**Written instruction**
Report each line of the data that includes the word "terceros".

**Data supplied**
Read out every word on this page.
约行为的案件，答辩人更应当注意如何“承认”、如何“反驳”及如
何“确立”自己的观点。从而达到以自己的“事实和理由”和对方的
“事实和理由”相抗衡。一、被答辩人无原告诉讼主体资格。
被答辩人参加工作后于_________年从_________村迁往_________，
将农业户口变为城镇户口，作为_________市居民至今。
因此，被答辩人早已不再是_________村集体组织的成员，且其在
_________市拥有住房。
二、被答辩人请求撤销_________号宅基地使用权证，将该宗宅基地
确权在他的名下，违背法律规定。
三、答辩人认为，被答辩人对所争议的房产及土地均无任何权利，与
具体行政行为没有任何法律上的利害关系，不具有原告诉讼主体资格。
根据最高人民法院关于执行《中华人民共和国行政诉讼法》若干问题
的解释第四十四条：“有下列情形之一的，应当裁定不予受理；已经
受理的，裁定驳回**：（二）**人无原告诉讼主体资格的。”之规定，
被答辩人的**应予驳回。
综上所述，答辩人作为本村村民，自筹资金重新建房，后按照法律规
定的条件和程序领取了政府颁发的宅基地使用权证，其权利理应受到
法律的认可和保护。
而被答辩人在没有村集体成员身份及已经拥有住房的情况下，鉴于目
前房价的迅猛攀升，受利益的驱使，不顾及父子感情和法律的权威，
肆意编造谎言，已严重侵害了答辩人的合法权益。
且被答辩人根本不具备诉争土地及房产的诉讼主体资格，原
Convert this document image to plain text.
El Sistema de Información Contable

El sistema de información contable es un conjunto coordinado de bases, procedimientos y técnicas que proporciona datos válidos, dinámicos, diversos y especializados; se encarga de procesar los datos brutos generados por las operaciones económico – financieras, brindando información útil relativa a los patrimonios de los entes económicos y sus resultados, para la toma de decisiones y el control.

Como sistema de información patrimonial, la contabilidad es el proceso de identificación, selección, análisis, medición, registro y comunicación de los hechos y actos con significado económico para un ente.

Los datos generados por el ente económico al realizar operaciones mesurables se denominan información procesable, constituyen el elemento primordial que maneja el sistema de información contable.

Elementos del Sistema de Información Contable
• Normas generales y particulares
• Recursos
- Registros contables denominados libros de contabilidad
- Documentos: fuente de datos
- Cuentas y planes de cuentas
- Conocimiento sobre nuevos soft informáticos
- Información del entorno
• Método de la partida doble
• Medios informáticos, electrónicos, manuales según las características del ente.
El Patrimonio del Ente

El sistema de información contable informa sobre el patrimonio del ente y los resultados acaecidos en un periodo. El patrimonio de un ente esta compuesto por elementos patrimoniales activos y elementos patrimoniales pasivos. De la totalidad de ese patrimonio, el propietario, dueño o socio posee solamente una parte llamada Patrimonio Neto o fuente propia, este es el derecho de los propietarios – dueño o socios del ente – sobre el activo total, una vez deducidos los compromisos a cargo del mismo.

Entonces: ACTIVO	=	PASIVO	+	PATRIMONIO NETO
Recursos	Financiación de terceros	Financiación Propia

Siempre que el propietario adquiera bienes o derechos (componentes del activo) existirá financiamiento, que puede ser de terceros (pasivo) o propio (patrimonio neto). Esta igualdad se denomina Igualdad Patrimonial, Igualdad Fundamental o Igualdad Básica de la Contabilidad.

**Task response**
Recursos	Financiación de terceros	Financiación Propia
Siempre que el propietario adquiera bienes o derechos (componentes del activo) existirá financiamiento, que puede ser de terceros (pasivo) o propio (patrimonio neto). Esta igualdad se denomina Igualdad Patrimonial, Igualdad Fundamental o Igualdad Básica de la Contabilidad.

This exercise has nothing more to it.